Task objective: Print everything from "- Born: Ange-Jean-Robert" down to "19th-century French playwright." in the piece on the playwright Angel, word for word.

Source passage:
- Born: Ange-Jean-Robert Eustache Angel 15 October 1813 Antwerp
- Died: 14 May 1861 (aged 47) Paris, France
- Occupation: Playwright

= Ange-Jean-Robert Eustache Angel =

French playwright

Angel, full name Ange-Jean-Robert Eustache Angel, (15 October 1813 – 14 May 1861) was a 19th-century French playwright.

A collaborator to the theatrical headings of the Cabinet de lecture, the France maritime and the Moniteur des théâtres, his plays were presented on the most famous Parisian stages of his time including the Théâtre du Palais-Royal, the Théâtre de l'Ambigu-Comique, the Théâtre de la Porte Saint-Antoine, and the Gymnase des enfants.

== Works ==

- 1832: Les Brasseurs du faubourg, comédie en vaudeville in 1 act
- 1833: Le Beau Jour, ou Une coutume flamande, vaudeville in 1 act
- 1835: Jeune Fille et Jeune Fleur, ou les Deux Pâquerettes, comédie-vaudeville in 1 act
- 1836: Julia, ou les Dangers d'un bon mot, comédie-vaudeville in 2 acts, with Xavier Veyrat
- 1836: Un dernier jour de vacances, tableau anecdotique in 1 act, mingled with couplets
- 1837: Bébé, ou le Nain du roi Stanislas, historical comedy in 1 act, mingled with couplets
- 1837: La Dot de Cécile, comédie en vaudeville in 2 acts, with Gabriel de Lurieu and Emmanuel Théaulon
- 1837: Un colonel d'autrefois, comédie en vaudeville in 1 act, with Mélesville and de Lurieu
- 1837: L'Oncle d'Afrique, vaudeville in 1 act, with Veyrat
- 1838: Un trait de Joseph II, ou Pour ma mère, historical comedy in 1 act, mingled with couplets
- 1838: Les Commères de Bercy, vaudeville in 1 act, with Veyrat
- 1838: Les Filles savantes, comédie en vaudeville in 1 act
- 1838: Un premier bal, sketch in 1 act, mingled with couplets
- 1839: Les Belles Femmes de Paris, comédie en vaudeville in 1 act, with Eugène Vanel
- 1840: À la vie, à la mort !, comédie en vaudeville in 1 act
- 1840: Jean-Bart, ou les Enfans d'un ami, comédie en vaudeville in 1 act
- 1840: Le Mari de la fauvette, opéra comique in 1 act, with Ferdinand de Villeneuve
- 1840: Les Marins d'eau douce, comédie en vaudeville in 1 act, with Veyrat and de Villeneuve
- 1842: Au Vert Galant !, comédie en vaudeville in 2 acts
- 1842: Les Physiologies, comédie en vaudeville in 1 act, with Veyrat
- 1845: Trois femmes, trois secrets, comédie en vaudeville in 1 act
- 1846: L'Inconnue de Ville-d'Avray, comédie en vaudeville in 1 act, with de Villeneuve
- 1847: L'Homme aux 160 millions, comédie en vaudeville in 2 acts, avec Veyrat and de Villeneuve
- 1849: Une femme exposée, comédie en vaudeville in 1 act, with Saint-Yves
- 1849: Mademoiselle Carillon, comédie en vaudeville in 1 act, with Saint-Yves, after Goethe
- 1852: Ça et là, (recueil d'articles)

Information given:

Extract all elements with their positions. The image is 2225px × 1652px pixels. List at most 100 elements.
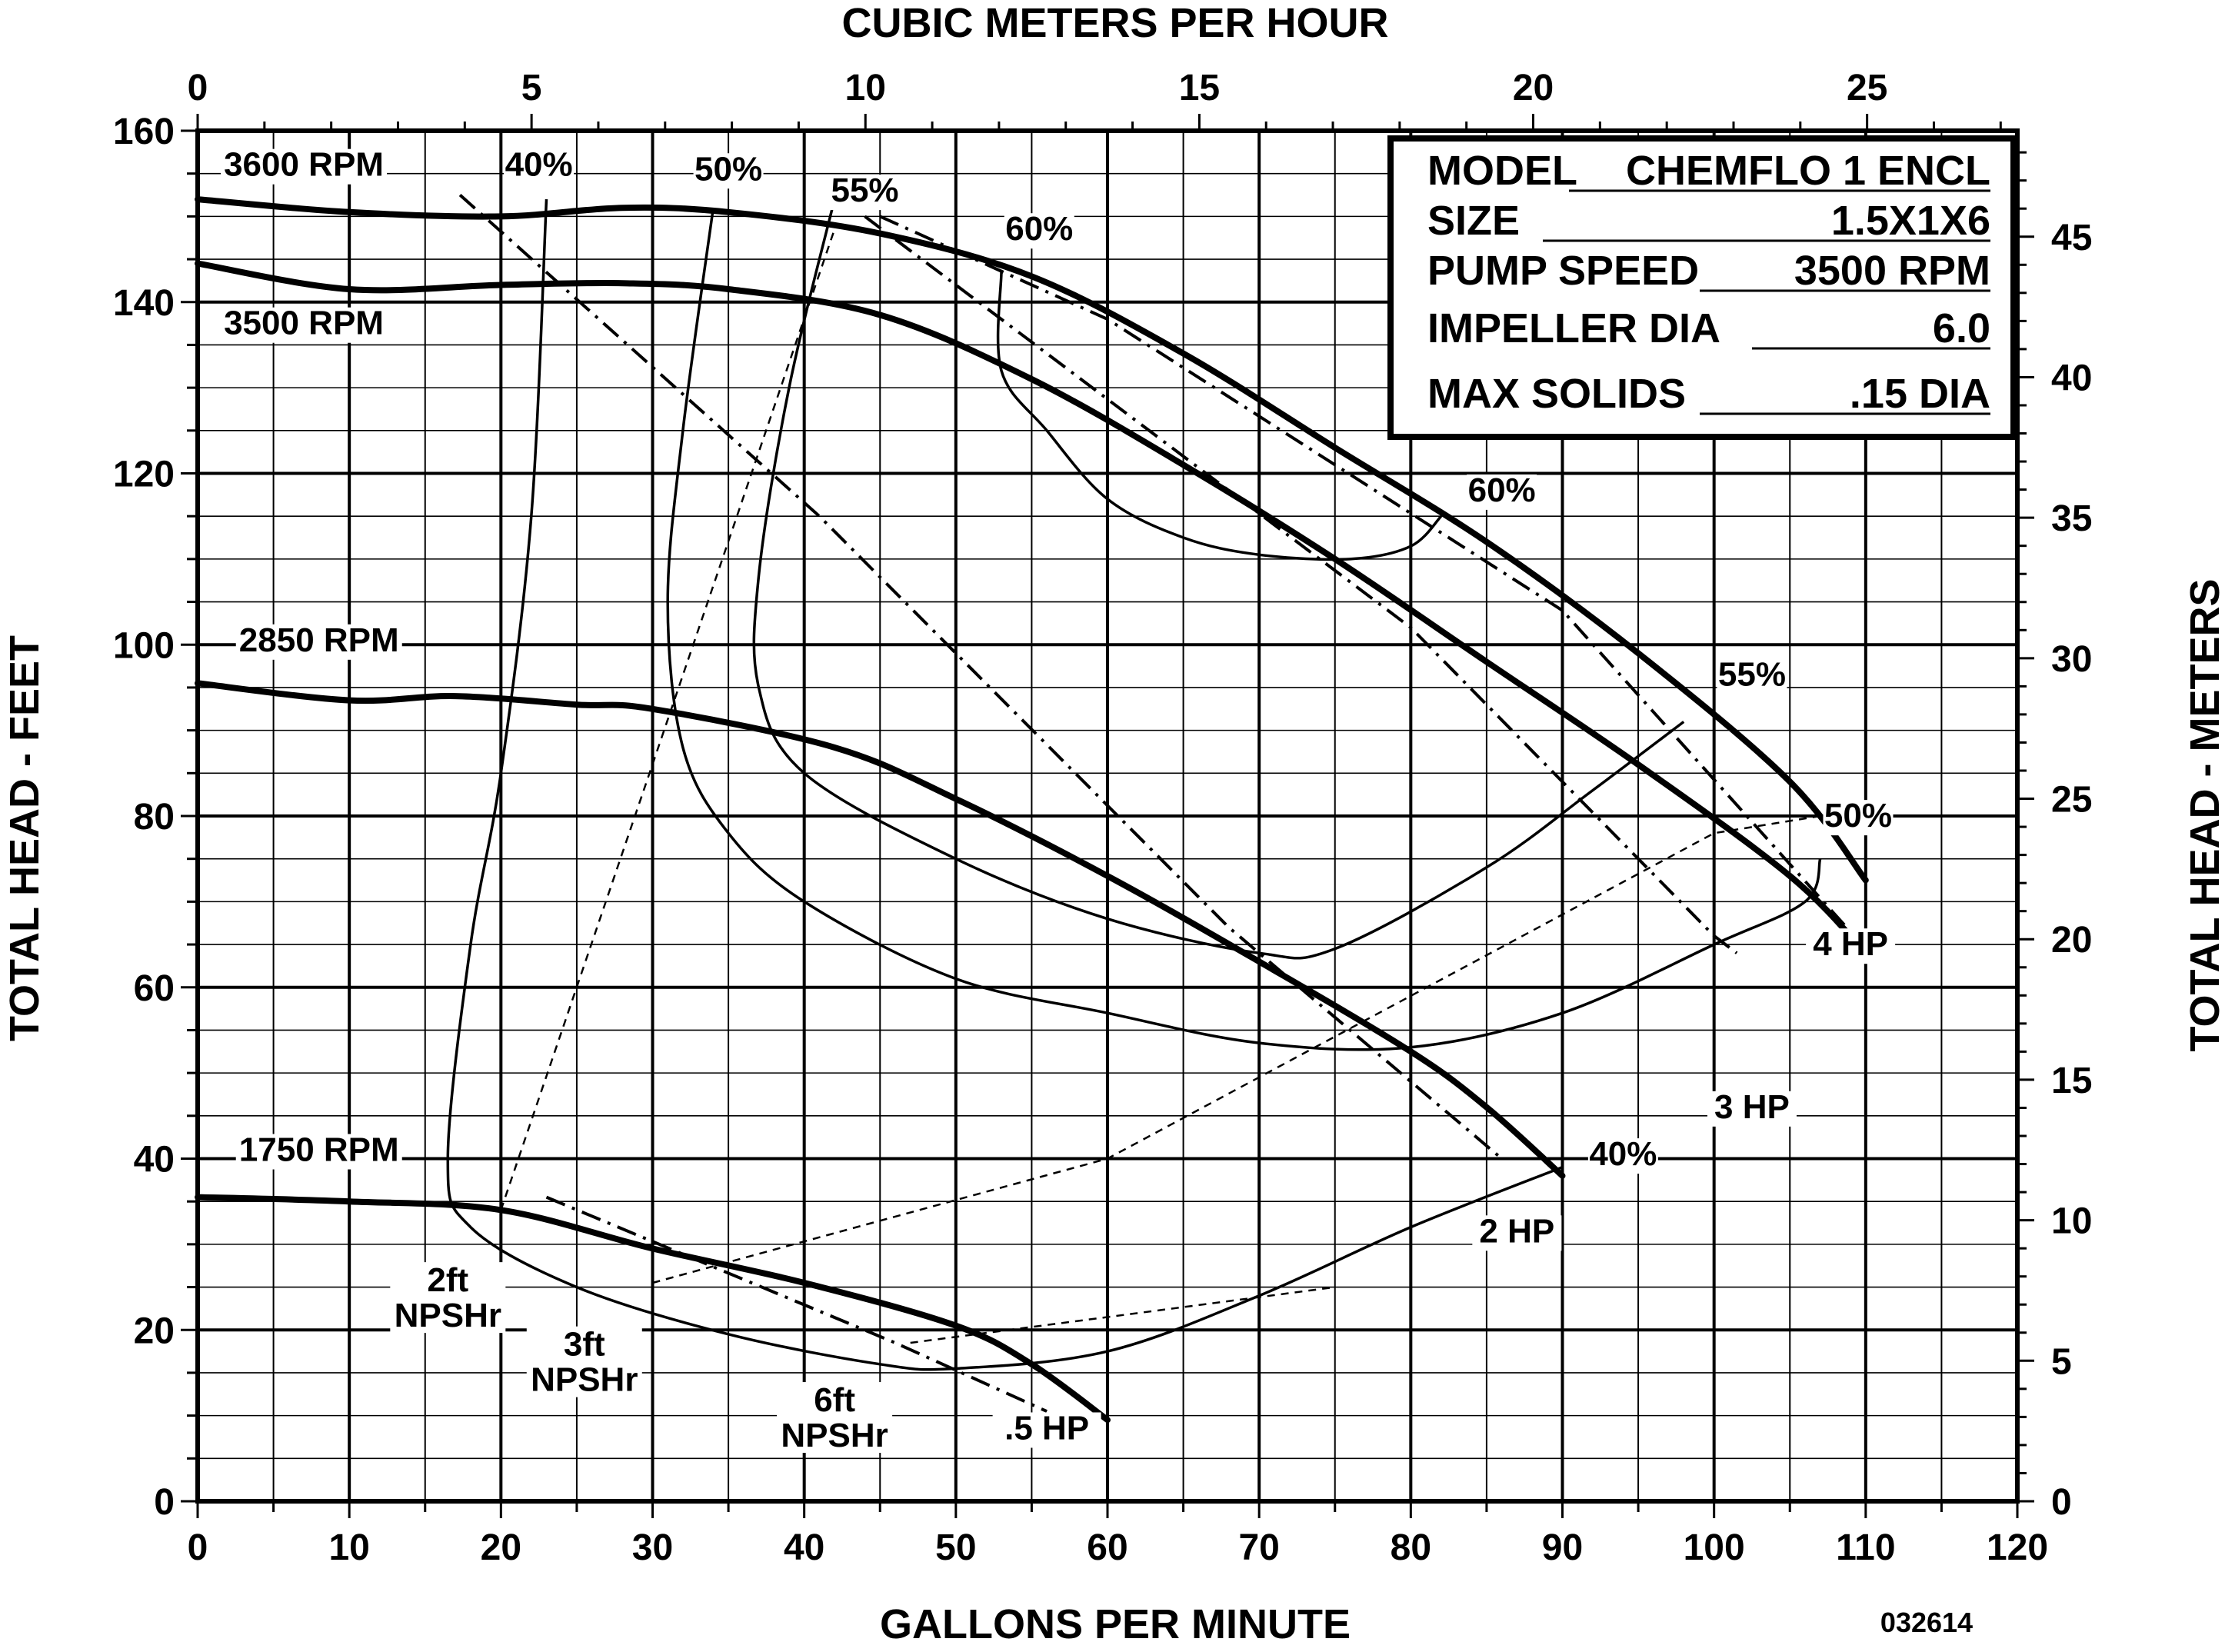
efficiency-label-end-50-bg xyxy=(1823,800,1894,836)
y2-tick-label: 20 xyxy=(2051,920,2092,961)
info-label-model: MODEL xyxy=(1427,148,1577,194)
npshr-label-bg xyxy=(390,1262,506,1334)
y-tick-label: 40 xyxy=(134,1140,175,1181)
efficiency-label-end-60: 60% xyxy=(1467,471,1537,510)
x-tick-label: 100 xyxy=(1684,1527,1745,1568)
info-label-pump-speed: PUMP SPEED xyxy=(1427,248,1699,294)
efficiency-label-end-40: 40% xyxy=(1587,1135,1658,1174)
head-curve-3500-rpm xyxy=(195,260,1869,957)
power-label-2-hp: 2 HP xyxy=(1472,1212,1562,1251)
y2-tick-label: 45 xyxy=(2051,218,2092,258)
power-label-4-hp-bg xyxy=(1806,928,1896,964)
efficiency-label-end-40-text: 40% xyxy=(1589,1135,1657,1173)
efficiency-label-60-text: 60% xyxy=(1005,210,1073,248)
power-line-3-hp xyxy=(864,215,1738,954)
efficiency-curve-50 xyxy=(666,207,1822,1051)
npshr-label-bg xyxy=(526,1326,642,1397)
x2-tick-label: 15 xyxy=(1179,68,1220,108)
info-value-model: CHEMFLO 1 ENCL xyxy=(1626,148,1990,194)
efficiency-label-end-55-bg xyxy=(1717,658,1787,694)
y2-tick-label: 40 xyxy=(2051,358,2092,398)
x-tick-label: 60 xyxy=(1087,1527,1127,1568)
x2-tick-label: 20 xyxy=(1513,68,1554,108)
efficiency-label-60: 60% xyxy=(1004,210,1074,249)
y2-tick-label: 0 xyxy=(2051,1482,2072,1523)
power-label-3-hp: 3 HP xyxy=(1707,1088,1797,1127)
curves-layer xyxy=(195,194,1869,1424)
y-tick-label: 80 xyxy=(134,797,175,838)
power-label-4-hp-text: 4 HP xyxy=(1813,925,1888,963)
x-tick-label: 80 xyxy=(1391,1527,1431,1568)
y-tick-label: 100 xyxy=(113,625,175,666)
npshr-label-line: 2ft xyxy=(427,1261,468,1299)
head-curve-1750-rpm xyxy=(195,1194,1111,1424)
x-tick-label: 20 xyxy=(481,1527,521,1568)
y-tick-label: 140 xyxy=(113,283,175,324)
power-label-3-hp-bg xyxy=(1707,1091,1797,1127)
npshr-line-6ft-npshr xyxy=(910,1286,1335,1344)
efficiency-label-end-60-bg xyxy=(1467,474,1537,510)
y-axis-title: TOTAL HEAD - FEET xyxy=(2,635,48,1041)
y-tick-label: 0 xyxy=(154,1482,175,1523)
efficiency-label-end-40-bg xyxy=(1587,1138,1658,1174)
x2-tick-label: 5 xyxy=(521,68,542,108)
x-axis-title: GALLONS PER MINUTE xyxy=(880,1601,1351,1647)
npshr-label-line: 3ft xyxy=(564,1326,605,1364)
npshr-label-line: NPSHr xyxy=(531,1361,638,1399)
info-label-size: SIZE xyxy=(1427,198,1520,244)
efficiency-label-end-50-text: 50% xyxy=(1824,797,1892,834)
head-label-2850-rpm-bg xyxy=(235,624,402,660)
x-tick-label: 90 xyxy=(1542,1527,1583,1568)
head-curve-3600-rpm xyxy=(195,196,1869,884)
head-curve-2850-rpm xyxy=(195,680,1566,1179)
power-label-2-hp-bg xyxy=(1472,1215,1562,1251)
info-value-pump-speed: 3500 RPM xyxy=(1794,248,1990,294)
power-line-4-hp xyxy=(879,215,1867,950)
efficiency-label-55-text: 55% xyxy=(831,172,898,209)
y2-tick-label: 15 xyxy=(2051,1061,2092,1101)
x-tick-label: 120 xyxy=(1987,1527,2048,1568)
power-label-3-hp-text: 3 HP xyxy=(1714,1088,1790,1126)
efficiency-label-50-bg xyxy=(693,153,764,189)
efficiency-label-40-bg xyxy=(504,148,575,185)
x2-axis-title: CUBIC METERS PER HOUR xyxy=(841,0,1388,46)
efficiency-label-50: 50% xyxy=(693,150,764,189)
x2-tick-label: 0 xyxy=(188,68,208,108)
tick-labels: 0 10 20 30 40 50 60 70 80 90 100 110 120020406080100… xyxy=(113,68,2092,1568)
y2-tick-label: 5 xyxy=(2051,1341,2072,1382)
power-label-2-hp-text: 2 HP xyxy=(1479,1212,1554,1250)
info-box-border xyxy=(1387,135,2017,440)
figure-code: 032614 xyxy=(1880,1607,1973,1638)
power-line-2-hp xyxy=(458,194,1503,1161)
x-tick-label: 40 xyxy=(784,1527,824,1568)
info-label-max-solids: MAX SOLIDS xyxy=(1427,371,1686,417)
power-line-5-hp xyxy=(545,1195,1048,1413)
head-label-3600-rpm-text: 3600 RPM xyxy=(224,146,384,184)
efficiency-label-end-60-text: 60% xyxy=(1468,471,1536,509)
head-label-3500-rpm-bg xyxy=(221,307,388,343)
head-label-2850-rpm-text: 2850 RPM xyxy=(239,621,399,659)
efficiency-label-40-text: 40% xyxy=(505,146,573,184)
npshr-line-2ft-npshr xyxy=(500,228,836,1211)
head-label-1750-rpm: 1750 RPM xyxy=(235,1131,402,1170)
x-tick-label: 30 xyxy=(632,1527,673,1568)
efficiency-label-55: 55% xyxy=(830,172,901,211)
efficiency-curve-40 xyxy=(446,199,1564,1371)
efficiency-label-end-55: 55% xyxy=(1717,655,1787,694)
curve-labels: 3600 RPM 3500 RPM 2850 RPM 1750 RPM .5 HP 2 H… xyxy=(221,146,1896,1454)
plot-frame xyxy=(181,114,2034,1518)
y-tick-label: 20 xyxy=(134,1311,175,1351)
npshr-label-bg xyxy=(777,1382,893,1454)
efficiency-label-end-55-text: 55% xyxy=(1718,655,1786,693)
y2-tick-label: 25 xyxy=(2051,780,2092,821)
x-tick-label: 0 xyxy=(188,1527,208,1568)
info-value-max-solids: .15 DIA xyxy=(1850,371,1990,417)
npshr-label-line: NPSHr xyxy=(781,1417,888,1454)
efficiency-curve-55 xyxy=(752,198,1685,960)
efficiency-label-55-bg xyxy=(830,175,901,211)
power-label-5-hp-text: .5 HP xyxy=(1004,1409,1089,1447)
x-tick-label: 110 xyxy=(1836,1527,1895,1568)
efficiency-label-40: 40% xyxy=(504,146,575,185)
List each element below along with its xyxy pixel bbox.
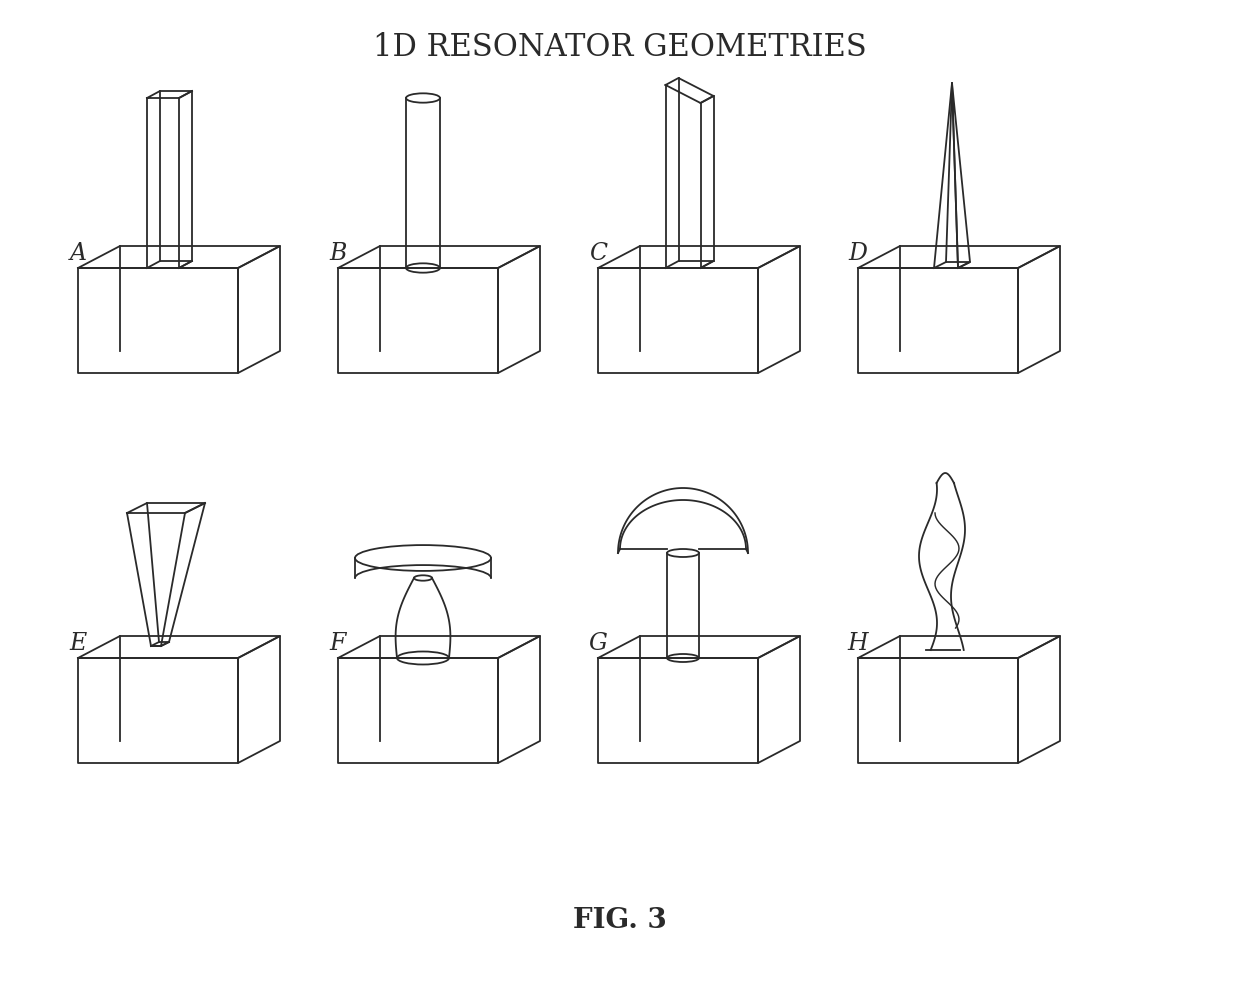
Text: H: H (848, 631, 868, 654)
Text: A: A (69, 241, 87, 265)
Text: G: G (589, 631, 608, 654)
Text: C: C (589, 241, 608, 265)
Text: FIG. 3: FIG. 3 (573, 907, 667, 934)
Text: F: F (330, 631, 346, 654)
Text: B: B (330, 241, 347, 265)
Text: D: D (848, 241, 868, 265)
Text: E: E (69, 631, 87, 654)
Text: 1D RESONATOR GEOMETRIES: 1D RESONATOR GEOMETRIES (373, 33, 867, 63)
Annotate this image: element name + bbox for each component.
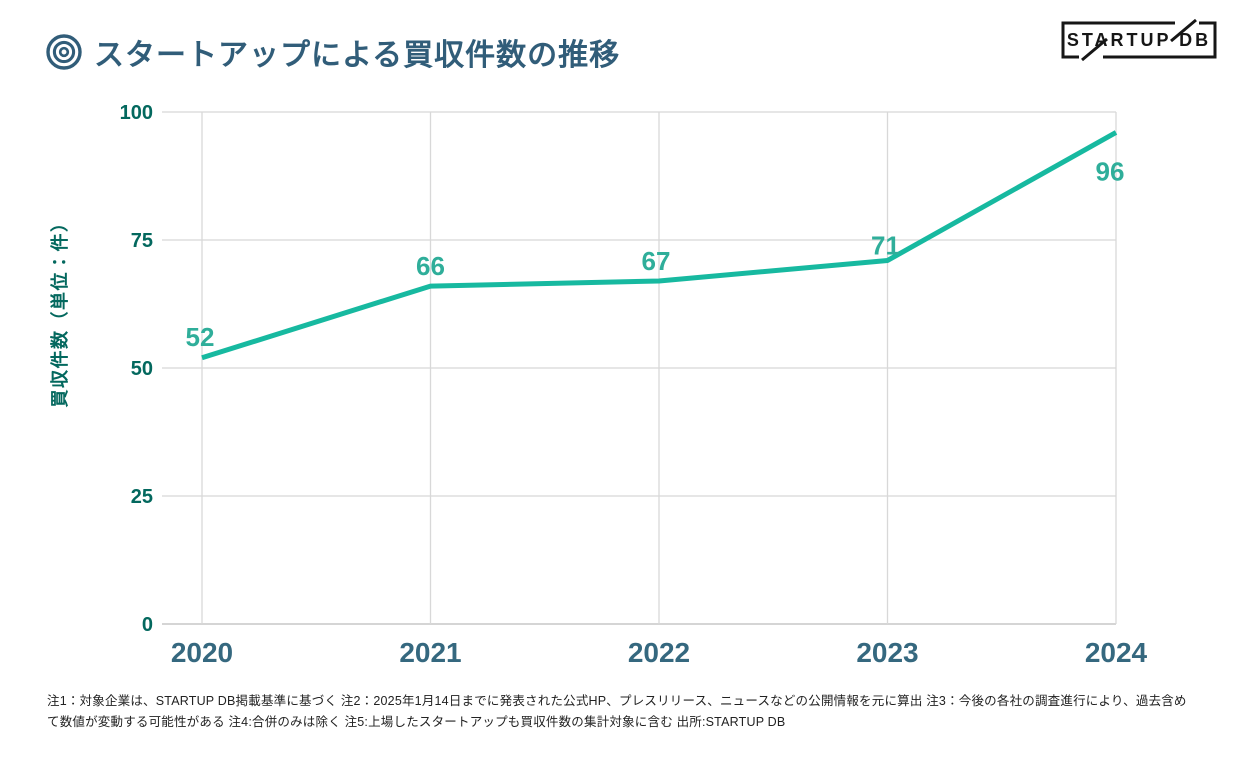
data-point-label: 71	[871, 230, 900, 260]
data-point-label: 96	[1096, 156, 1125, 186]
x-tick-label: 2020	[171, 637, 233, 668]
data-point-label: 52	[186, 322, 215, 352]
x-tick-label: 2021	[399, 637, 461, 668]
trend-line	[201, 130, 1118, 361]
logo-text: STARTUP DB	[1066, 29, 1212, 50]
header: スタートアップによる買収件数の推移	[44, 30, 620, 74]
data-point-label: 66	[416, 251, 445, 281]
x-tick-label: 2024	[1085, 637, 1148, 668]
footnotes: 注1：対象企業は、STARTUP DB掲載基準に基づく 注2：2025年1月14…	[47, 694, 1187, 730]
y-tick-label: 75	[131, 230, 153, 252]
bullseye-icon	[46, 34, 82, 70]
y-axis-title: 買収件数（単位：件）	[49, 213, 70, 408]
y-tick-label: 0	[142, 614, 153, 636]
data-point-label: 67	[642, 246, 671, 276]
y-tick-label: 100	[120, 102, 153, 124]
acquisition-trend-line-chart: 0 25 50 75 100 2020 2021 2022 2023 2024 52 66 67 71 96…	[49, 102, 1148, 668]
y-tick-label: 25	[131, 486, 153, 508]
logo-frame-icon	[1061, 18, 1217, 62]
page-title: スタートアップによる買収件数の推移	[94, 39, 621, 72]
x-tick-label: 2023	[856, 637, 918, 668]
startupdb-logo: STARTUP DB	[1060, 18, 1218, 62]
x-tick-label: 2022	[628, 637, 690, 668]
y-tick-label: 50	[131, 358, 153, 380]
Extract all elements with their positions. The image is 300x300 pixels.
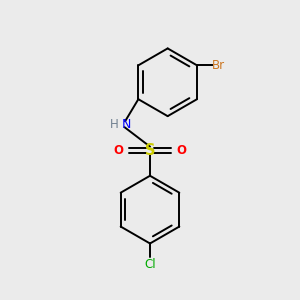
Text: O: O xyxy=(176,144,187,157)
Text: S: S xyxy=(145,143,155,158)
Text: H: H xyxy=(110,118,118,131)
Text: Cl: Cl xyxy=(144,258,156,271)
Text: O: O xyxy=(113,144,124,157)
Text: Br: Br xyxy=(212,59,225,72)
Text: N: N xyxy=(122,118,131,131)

Result of this exercise:
- Born: Ange-Jean-Robert Eustache Angel 15 October 1813 Antwerp
- Died: 14 May 1861 (aged 47) Paris, France
- Occupation: Playwright

= Ange-Jean-Robert Eustache Angel =

French playwright

Angel, full name Ange-Jean-Robert Eustache Angel, (15 October 1813 – 14 May 1861) was a 19th-century French playwright.